Task description: Repeat the full listing, word for word.

Dataset items:

○ ○ ○ ○ ○

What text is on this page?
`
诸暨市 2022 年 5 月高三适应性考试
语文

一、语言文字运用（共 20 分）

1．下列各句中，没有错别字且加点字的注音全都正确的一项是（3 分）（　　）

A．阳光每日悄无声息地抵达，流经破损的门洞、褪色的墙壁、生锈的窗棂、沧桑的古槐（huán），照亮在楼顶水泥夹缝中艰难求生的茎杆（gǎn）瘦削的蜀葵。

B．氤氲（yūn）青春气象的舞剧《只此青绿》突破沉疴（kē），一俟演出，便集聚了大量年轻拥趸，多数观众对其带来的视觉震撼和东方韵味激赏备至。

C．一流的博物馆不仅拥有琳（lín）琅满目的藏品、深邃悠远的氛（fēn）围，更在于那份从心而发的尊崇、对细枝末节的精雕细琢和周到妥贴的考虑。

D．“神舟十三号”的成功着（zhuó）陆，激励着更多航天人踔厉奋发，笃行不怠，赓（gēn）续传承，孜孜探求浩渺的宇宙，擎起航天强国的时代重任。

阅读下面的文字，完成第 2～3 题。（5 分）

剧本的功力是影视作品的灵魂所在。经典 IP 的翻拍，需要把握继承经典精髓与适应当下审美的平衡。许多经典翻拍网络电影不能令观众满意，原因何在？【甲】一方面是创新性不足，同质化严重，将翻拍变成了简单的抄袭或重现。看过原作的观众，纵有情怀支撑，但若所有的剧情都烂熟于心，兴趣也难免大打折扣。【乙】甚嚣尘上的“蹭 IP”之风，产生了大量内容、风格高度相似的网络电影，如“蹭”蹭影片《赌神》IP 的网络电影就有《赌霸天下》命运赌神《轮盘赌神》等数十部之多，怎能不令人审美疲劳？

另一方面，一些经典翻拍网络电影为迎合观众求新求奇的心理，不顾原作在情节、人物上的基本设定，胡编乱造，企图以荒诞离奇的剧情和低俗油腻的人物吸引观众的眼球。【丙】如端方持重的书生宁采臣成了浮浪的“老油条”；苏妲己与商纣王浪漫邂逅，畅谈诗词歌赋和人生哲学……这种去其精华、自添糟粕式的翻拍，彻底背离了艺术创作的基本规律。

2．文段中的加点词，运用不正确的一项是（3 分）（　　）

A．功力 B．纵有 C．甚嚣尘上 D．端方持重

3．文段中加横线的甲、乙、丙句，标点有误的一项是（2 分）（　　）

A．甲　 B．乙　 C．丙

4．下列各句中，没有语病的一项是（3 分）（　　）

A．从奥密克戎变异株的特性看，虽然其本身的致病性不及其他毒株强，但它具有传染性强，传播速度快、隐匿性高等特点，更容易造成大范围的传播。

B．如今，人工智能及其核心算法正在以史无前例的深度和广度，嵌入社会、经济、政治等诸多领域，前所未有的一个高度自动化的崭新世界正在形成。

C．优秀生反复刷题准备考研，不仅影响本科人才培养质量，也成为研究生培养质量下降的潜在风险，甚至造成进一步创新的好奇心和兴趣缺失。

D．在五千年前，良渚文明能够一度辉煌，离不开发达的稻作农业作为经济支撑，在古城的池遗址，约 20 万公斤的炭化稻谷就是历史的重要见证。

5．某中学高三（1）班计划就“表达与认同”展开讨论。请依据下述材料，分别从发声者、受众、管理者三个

○ ○ ○ ○ ○

Result:
What text is on this page?
`
诸暨市 2022 年 5 月高三适应性考试
语文

一、语言文字运用（共 20 分）

1．下列各句中，没有错别字且加点字的注音全都正确的一项是（3 分）（　　）

A．阳光每日悄无声息地抵达，流经破损的门洞、褪色的墙壁、生锈的窗棂、沧桑的古槐（huán），照亮在楼顶水泥夹缝中艰难求生的茎杆（gǎn）瘦削的蜀葵。

B．氤氲（yūn）青春气象的舞剧《只此青绿》突破沉疴（kē），一俟演出，便集聚了大量年轻拥趸，多数观众对其带来的视觉震撼和东方韵味激赏备至。

C．一流的博物馆不仅拥有琳（lín）琅满目的藏品、深邃悠远的氛（fēn）围，更在于那份从心而发的尊崇、对细枝末节的精雕细琢和周到妥贴的考虑。

D．“神舟十三号”的成功着（zhuó）陆，激励着更多航天人踔厉奋发，笃行不怠，赓（gēn）续传承，孜孜探求浩渺的宇宙，擎起航天强国的时代重任。

阅读下面的文字，完成第 2～3 题。（5 分）

剧本的功力是影视作品的灵魂所在。经典 IP 的翻拍，需要把握继承经典精髓与适应当下审美的平衡。许多经典翻拍网络电影不能令观众满意，原因何在？【甲】一方面是创新性不足，同质化严重，将翻拍变成了简单的抄袭或重现。看过原作的观众，纵有情怀支撑，但若所有的剧情都烂熟于心，兴趣也难免大打折扣。【乙】甚嚣尘上的“蹭 IP”之风，产生了大量内容、风格高度相似的网络电影，如“蹭”蹭影片《赌神》IP 的网络电影就有《赌霸天下》命运赌神《轮盘赌神》等数十部之多，怎能不令人审美疲劳？

另一方面，一些经典翻拍网络电影为迎合观众求新求奇的心理，不顾原作在情节、人物上的基本设定，胡编乱造，企图以荒诞离奇的剧情和低俗油腻的人物吸引观众的眼球。【丙】如端方持重的书生宁采臣成了浮浪的“老油条”；苏妲己与商纣王浪漫邂逅，畅谈诗词歌赋和人生哲学……这种去其精华、自添糟粕式的翻拍，彻底背离了艺术创作的基本规律。

2．文段中的加点词，运用不正确的一项是（3 分）（　　）

A．功力 B．纵有 C．甚嚣尘上 D．端方持重

3．文段中加横线的甲、乙、丙句，标点有误的一项是（2 分）（　　）

A．甲　 B．乙　 C．丙

4．下列各句中，没有语病的一项是（3 分）（　　）

A．从奥密克戎变异株的特性看，虽然其本身的致病性不及其他毒株强，但它具有传染性强，传播速度快、隐匿性高等特点，更容易造成大范围的传播。

B．如今，人工智能及其核心算法正在以史无前例的深度和广度，嵌入社会、经济、政治等诸多领域，前所未有的一个高度自动化的崭新世界正在形成。

C．优秀生反复刷题准备考研，不仅影响本科人才培养质量，也成为研究生培养质量下降的潜在风险，甚至造成进一步创新的好奇心和兴趣缺失。

D．在五千年前，良渚文明能够一度辉煌，离不开发达的稻作农业作为经济支撑，在古城的池遗址，约 20 万公斤的炭化稻谷就是历史的重要见证。

5．某中学高三（1）班计划就“表达与认同”展开讨论。请依据下述材料，分别从发声者、受众、管理者三个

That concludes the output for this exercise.